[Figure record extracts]
*****
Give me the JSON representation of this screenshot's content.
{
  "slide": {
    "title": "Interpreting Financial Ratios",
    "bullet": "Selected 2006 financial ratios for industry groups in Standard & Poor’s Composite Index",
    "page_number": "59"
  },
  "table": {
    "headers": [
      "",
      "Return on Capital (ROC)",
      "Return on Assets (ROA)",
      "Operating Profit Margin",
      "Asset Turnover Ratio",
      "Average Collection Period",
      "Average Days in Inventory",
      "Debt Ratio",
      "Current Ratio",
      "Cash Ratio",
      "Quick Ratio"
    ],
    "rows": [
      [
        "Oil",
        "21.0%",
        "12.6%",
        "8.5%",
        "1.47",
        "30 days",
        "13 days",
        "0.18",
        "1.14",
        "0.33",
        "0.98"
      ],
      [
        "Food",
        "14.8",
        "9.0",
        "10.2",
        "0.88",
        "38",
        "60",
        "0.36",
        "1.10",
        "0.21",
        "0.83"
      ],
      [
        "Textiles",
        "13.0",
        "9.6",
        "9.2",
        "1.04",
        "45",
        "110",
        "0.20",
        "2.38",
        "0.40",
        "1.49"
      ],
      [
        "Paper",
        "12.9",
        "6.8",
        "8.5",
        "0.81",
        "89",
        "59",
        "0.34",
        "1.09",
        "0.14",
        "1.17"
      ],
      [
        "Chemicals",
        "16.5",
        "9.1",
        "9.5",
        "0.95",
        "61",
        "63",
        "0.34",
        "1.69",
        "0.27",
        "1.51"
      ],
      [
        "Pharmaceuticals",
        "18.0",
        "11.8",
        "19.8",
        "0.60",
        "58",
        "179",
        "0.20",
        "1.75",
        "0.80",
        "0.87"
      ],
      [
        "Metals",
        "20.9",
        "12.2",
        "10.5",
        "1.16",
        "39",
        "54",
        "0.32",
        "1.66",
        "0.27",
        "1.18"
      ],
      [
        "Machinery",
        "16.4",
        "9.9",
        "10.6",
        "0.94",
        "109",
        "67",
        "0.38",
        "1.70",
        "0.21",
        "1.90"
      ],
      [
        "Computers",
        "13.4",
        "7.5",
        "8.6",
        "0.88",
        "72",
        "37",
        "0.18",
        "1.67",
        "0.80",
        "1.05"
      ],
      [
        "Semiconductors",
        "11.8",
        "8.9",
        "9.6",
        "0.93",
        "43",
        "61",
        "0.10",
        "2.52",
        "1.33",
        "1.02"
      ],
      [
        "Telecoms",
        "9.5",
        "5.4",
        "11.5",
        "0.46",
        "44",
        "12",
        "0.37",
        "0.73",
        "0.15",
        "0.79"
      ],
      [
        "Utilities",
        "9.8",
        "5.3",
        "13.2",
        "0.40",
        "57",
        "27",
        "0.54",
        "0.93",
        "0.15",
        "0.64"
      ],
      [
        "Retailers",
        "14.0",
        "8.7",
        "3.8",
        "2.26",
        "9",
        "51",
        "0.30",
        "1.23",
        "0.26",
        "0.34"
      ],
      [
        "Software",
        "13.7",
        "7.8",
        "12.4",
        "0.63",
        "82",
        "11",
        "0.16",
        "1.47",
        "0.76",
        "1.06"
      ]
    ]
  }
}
*****
Challenge »
Look for "Return" and pull out every line that has it.

Written response »
      "Return on Capital (ROC)",
      "Return on Assets (ROA)",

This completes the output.